— START Supplied data —

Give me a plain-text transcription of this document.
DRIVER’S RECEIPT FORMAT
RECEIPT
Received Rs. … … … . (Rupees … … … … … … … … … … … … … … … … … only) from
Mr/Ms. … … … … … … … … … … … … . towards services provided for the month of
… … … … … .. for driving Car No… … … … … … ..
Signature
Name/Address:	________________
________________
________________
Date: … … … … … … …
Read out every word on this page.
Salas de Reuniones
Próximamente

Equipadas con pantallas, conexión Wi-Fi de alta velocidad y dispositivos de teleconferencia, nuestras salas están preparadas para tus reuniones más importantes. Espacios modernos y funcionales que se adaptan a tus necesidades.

— END Supplied data —

Please set down the whole listing above without altering a single line.

Give me a plain-text transcription of this document.
DRIVER’S RECEIPT FORMAT
RECEIPT
Received Rs. … … … . (Rupees … … … … … … … … … … … … … … … … … only) from
Mr/Ms. … … … … … … … … … … … … . towards services provided for the month of
… … … … … .. for driving Car No… … … … … … ..
Signature
Name/Address:	________________
________________
________________
Date: … … … … … … …
Read out every word on this page.
Salas de Reuniones
Próximamente

Equipadas con pantallas, conexión Wi-Fi de alta velocidad y dispositivos de teleconferencia, nuestras salas están preparadas para tus reuniones más importantes. Espacios modernos y funcionales que se adaptan a tus necesidades.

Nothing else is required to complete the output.